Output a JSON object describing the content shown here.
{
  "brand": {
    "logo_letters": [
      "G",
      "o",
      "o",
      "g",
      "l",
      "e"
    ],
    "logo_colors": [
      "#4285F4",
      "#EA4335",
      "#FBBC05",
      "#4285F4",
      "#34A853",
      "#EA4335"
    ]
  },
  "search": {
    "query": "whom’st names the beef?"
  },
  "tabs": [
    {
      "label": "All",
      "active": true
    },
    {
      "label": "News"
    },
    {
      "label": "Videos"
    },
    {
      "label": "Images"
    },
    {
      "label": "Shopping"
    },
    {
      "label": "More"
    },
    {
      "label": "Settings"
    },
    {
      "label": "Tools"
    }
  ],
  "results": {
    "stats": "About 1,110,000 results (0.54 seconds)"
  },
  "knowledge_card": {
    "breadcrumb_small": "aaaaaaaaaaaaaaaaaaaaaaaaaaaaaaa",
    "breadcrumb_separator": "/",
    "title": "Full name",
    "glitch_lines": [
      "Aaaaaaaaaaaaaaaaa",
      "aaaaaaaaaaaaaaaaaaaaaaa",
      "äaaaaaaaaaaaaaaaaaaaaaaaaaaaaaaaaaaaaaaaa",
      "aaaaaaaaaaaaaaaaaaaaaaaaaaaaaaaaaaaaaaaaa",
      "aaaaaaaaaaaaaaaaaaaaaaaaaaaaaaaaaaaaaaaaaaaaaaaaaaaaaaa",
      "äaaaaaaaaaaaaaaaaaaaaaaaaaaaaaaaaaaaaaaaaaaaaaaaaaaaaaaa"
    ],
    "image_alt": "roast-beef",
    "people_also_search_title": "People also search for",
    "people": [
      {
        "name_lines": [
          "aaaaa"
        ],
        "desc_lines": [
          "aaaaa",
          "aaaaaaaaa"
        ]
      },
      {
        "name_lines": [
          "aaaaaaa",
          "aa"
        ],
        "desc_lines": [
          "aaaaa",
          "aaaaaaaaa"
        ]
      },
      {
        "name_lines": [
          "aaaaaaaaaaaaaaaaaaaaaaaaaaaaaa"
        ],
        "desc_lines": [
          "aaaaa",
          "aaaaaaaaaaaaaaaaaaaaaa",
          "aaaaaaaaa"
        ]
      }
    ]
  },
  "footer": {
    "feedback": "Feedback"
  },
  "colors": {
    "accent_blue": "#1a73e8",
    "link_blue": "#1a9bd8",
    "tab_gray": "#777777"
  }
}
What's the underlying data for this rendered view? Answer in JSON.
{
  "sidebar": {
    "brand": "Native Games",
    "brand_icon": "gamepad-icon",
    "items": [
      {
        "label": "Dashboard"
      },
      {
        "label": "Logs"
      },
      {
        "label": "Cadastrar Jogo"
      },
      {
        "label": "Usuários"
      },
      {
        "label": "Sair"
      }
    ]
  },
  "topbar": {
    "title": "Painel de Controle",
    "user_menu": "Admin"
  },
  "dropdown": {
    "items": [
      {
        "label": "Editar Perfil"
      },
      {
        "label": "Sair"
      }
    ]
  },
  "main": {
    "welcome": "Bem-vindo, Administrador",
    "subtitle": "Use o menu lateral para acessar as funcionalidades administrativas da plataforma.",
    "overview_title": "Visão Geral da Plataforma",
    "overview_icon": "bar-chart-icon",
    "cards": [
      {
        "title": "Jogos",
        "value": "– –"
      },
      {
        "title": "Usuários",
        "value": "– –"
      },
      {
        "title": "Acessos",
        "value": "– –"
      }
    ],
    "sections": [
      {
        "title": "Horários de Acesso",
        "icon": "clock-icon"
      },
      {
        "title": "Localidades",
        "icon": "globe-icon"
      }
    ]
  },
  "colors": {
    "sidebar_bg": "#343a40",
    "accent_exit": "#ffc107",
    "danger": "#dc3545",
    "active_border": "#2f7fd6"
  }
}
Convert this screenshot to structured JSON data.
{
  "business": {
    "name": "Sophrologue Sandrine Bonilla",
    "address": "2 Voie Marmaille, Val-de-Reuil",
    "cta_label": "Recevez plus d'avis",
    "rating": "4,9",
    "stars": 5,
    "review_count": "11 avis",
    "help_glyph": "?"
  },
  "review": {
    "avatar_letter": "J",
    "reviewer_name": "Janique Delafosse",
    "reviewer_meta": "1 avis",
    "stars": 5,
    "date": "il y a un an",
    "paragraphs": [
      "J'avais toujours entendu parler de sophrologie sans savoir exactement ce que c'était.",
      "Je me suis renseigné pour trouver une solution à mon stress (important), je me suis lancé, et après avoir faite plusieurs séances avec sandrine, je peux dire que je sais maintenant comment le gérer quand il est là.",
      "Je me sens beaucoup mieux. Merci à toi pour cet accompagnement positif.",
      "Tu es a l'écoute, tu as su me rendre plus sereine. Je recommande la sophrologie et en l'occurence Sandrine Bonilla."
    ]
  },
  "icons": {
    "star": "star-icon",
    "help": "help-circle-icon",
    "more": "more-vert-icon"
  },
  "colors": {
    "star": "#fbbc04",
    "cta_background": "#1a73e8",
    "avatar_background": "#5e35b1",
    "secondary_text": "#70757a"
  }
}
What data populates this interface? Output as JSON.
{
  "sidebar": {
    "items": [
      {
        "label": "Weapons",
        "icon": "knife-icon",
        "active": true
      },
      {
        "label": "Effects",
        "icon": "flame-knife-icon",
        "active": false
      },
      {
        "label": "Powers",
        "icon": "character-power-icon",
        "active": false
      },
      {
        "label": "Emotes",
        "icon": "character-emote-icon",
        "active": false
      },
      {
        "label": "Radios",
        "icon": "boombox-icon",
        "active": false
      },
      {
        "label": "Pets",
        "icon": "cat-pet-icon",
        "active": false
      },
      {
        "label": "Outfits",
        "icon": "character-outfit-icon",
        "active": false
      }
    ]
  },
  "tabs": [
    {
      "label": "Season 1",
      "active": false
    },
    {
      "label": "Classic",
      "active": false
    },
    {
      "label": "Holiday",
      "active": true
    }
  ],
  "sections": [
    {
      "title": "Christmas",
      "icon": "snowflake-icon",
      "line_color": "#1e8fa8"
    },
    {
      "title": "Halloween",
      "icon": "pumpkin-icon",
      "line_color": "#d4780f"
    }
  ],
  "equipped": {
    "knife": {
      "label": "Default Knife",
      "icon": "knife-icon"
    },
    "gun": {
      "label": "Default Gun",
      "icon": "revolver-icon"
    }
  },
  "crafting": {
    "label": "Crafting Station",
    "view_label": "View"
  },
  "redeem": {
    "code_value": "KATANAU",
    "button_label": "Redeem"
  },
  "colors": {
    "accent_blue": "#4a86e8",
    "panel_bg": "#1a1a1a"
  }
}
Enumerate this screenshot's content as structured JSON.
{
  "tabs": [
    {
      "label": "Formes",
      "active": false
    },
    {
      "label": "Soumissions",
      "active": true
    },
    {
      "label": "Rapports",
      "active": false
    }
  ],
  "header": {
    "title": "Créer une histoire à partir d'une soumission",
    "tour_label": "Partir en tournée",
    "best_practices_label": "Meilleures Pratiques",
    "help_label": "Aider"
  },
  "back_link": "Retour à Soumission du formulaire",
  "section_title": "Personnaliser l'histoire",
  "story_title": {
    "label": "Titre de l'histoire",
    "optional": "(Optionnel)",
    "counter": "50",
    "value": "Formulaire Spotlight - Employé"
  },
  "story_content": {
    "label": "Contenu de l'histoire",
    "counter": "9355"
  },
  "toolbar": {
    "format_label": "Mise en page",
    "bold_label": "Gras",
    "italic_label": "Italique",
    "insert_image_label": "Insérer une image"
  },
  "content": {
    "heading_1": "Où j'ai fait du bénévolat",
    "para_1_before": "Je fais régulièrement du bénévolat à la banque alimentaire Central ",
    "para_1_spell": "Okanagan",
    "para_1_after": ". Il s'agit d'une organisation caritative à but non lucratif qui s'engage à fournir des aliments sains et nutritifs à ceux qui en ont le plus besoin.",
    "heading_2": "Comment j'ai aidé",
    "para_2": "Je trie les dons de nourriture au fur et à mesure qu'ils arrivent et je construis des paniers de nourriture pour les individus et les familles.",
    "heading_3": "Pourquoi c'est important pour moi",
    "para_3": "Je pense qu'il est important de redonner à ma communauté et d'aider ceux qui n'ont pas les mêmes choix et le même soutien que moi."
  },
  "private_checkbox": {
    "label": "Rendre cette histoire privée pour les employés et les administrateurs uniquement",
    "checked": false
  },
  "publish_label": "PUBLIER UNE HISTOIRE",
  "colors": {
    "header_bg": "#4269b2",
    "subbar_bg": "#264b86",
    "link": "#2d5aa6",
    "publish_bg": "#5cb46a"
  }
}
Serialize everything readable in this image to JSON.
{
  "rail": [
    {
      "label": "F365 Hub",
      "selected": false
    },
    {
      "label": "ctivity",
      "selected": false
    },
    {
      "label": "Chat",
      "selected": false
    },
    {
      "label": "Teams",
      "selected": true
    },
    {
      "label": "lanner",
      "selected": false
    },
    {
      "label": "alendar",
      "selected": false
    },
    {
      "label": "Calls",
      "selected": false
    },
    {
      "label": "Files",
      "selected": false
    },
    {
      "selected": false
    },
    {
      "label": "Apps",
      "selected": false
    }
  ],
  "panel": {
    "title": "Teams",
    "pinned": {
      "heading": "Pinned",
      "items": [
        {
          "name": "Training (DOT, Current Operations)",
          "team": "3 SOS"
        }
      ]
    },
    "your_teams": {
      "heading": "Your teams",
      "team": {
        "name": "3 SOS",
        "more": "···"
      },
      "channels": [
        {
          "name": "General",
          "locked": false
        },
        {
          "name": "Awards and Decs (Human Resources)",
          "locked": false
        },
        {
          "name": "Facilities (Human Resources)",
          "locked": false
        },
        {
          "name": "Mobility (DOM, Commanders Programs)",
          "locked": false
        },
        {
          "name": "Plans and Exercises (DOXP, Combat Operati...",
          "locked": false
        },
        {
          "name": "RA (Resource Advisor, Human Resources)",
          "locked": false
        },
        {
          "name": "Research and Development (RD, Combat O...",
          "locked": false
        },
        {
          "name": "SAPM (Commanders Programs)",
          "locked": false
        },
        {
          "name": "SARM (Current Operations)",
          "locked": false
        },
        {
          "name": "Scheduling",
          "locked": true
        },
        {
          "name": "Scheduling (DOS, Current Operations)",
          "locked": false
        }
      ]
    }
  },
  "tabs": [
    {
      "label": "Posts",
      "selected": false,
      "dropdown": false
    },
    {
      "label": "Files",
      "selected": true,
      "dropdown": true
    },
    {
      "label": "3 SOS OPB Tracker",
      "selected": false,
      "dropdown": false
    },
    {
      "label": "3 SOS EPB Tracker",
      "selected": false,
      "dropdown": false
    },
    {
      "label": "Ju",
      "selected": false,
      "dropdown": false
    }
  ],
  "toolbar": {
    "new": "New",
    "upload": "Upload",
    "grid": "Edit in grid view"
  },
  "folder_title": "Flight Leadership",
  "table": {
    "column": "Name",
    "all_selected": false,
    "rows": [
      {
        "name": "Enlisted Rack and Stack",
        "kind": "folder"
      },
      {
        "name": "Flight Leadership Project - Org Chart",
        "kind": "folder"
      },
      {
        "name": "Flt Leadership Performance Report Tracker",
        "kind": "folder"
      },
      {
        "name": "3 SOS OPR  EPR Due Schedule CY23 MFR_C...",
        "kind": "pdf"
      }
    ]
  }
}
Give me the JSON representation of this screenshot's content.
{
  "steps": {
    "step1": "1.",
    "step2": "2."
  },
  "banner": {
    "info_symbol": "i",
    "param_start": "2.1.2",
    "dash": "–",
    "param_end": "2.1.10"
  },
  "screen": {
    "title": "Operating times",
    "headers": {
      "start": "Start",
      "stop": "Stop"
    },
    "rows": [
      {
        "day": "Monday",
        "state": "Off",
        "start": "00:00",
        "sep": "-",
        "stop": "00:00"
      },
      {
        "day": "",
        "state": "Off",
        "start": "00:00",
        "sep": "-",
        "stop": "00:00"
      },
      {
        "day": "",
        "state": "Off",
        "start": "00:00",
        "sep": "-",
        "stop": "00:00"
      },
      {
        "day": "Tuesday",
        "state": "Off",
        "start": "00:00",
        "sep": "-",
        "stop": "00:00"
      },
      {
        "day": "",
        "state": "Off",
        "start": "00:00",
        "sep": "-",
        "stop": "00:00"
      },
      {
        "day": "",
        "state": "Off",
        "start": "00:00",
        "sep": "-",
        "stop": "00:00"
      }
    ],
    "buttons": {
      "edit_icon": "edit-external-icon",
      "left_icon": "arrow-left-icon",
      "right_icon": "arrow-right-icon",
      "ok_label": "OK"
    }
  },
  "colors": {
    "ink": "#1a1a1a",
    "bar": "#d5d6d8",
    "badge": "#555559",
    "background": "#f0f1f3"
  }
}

▶ Work instructions
Output nothing but the number of lines in the data containing the string "Scheduling".

▶ Solution
2